**Stated exercise**
Gather each line in the entries that includes the string "JSON".

**Material provided**
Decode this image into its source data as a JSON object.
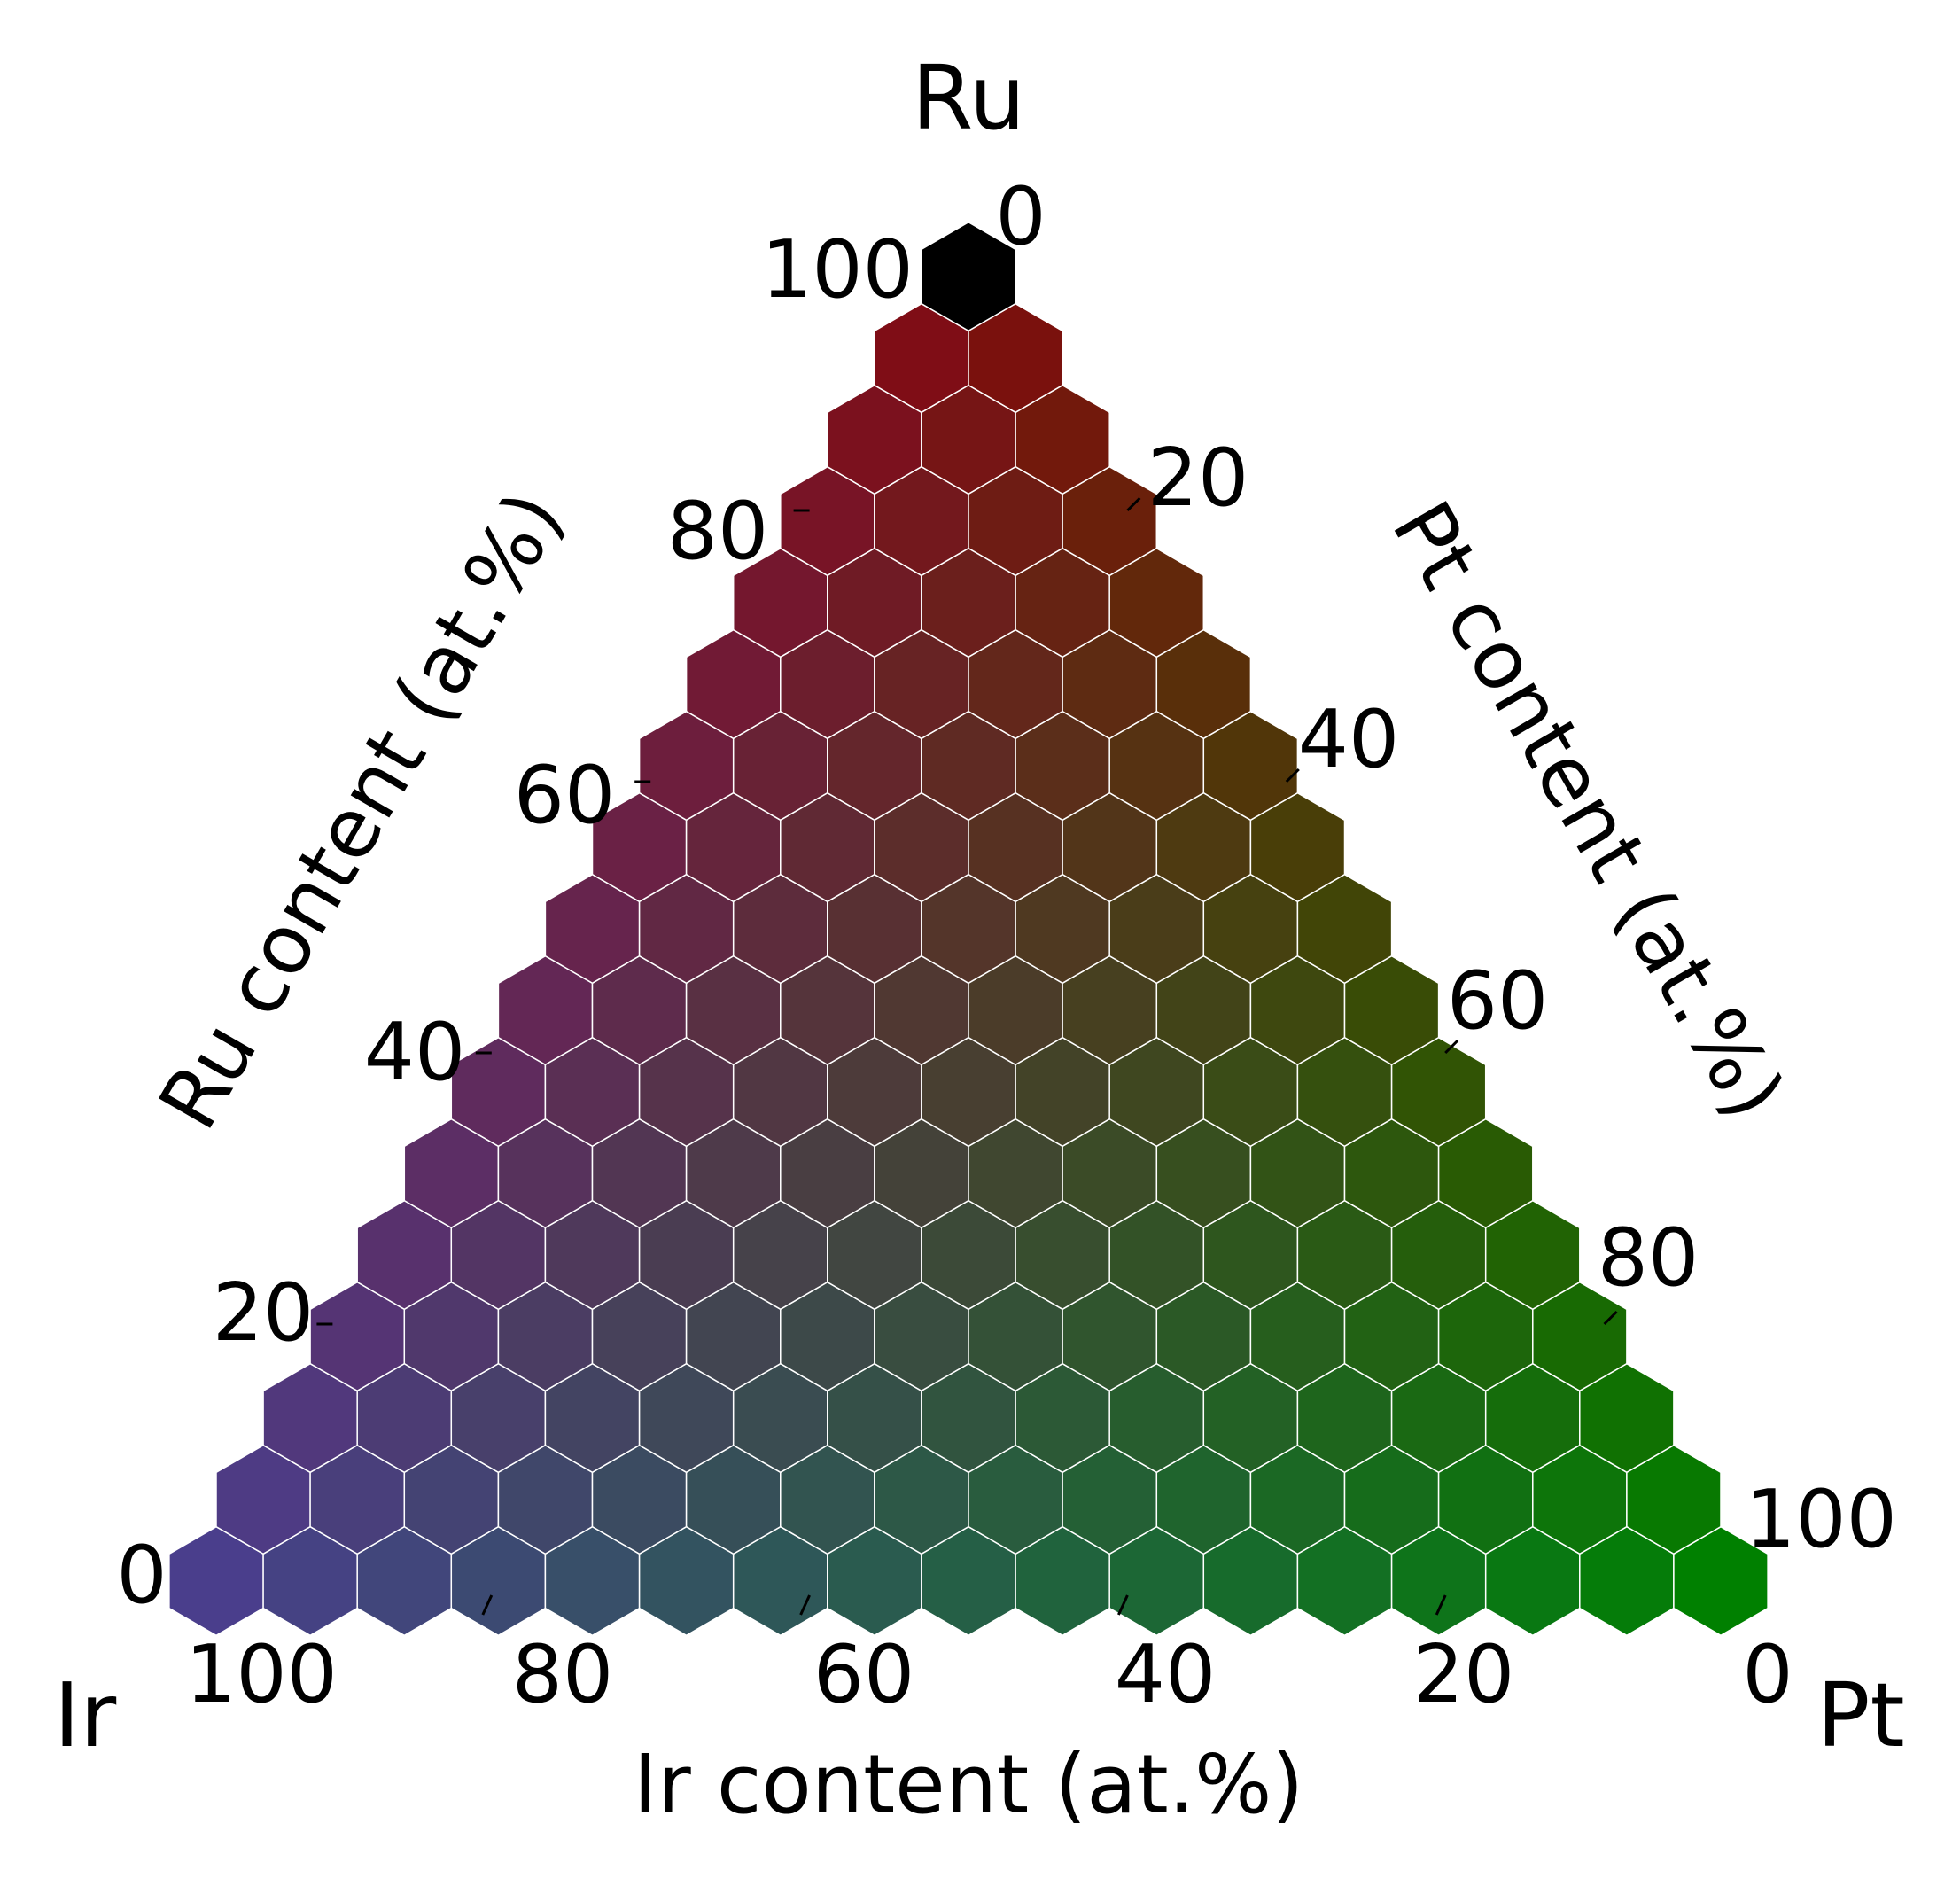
{
  "chart_data": {
    "type": "heatmap",
    "subtype": "ternary-hexbin",
    "corners": {
      "top": "Ru",
      "left": "Ir",
      "right": "Pt"
    },
    "axes": {
      "bottom": {
        "label": "Ir content (at.%)",
        "ticks": [
          "100",
          "80",
          "60",
          "40",
          "20",
          "0"
        ]
      },
      "left": {
        "label": "Ru content (at.%)",
        "ticks": [
          "0",
          "20",
          "40",
          "60",
          "80",
          "100"
        ]
      },
      "right": {
        "label": "Pt content (at.%)",
        "ticks": [
          "0",
          "20",
          "40",
          "60",
          "80",
          "100"
        ]
      }
    },
    "resolution": 16,
    "step_at_percent": 6.25,
    "color_encoding": "hex color derived from composition: Ir to blue/purple, Ru to red, Pt to green",
    "vertex_colors": {
      "Ir": "#4a3e8c",
      "Ru": "#000000",
      "Pt": "#008000"
    },
    "ru_near_corner": "#820a0e",
    "grid": false,
    "legend": "none"
  }
}
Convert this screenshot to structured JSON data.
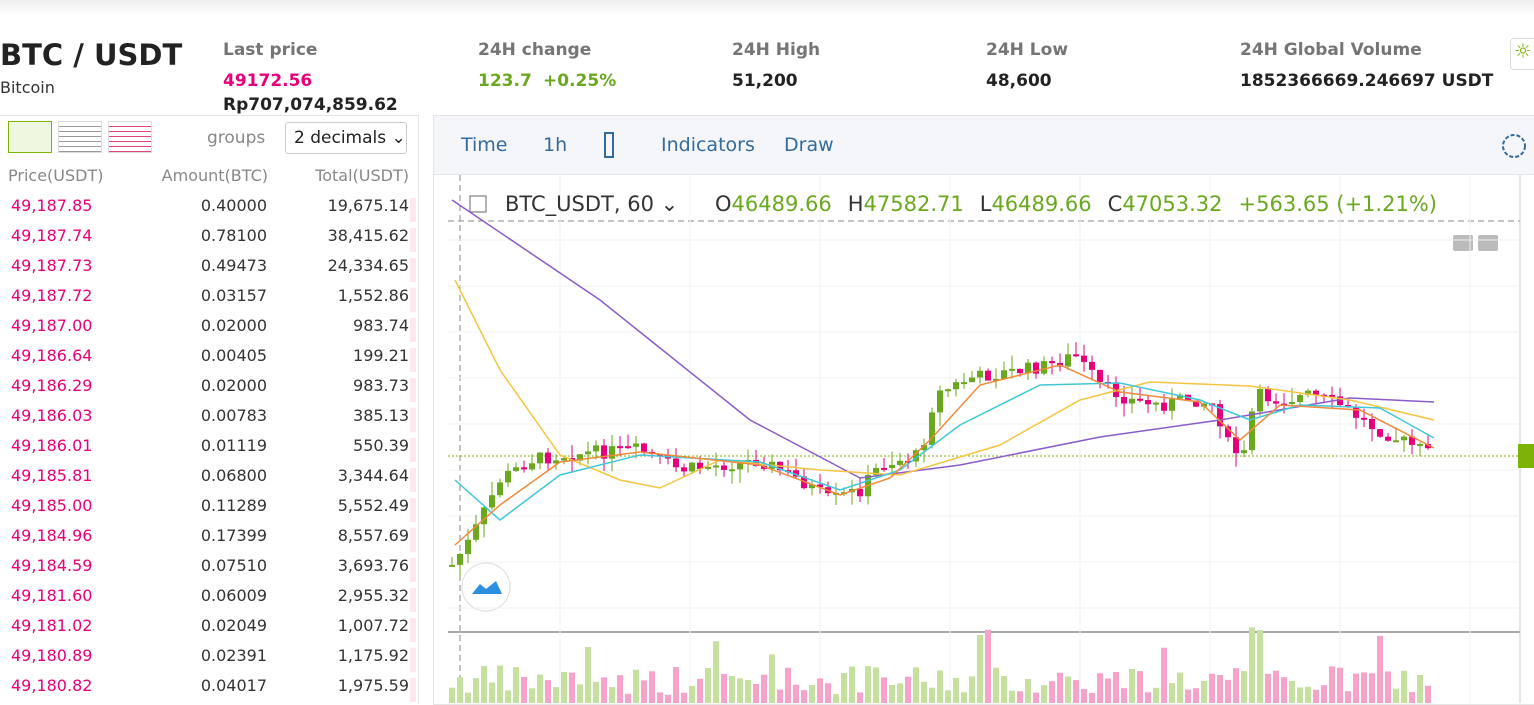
{
  "header": {
    "symbol": "BTC / USDT",
    "name": "Bitcoin",
    "stats": [
      {
        "label": "Last price",
        "value": "49172.56",
        "sub": "Rp707,074,859.62"
      },
      {
        "label": "24H change",
        "value": "123.7",
        "extra": "+0.25%"
      },
      {
        "label": "24H High",
        "value": "51,200"
      },
      {
        "label": "24H Low",
        "value": "48,600"
      },
      {
        "label": "24H Global Volume",
        "value": "1852366669.246697 USDT"
      }
    ]
  },
  "orderbook": {
    "groups_label": "groups",
    "decimals": "2 decimals",
    "columns": [
      "Price(USDT)",
      "Amount(BTC)",
      "Total(USDT)"
    ],
    "rows": [
      [
        "49,187.85",
        "0.40000",
        "19,675.14"
      ],
      [
        "49,187.74",
        "0.78100",
        "38,415.62"
      ],
      [
        "49,187.73",
        "0.49473",
        "24,334.65"
      ],
      [
        "49,187.72",
        "0.03157",
        "1,552.86"
      ],
      [
        "49,187.00",
        "0.02000",
        "983.74"
      ],
      [
        "49,186.64",
        "0.00405",
        "199.21"
      ],
      [
        "49,186.29",
        "0.02000",
        "983.73"
      ],
      [
        "49,186.03",
        "0.00783",
        "385.13"
      ],
      [
        "49,186.01",
        "0.01119",
        "550.39"
      ],
      [
        "49,185.81",
        "0.06800",
        "3,344.64"
      ],
      [
        "49,185.00",
        "0.11289",
        "5,552.49"
      ],
      [
        "49,184.96",
        "0.17399",
        "8,557.69"
      ],
      [
        "49,184.59",
        "0.07510",
        "3,693.76"
      ],
      [
        "49,181.60",
        "0.06009",
        "2,955.32"
      ],
      [
        "49,181.02",
        "0.02049",
        "1,007.72"
      ],
      [
        "49,180.89",
        "0.02391",
        "1,175.92"
      ],
      [
        "49,180.82",
        "0.04017",
        "1,975.59"
      ]
    ]
  },
  "chart": {
    "toolbar": [
      "Time",
      "1h",
      "Indicators",
      "Draw"
    ],
    "symbol": "BTC_USDT, 60",
    "ohlc": [
      {
        "key": "O",
        "value": "46489.66"
      },
      {
        "key": "H",
        "value": "47582.71"
      },
      {
        "key": "L",
        "value": "46489.66"
      },
      {
        "key": "C",
        "value": "47053.32"
      }
    ],
    "change": "+563.65 (+1.21%)"
  }
}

**Task result**
Decode this image into its source data as a JSON object.
Convert this screenshot to structured JSON data.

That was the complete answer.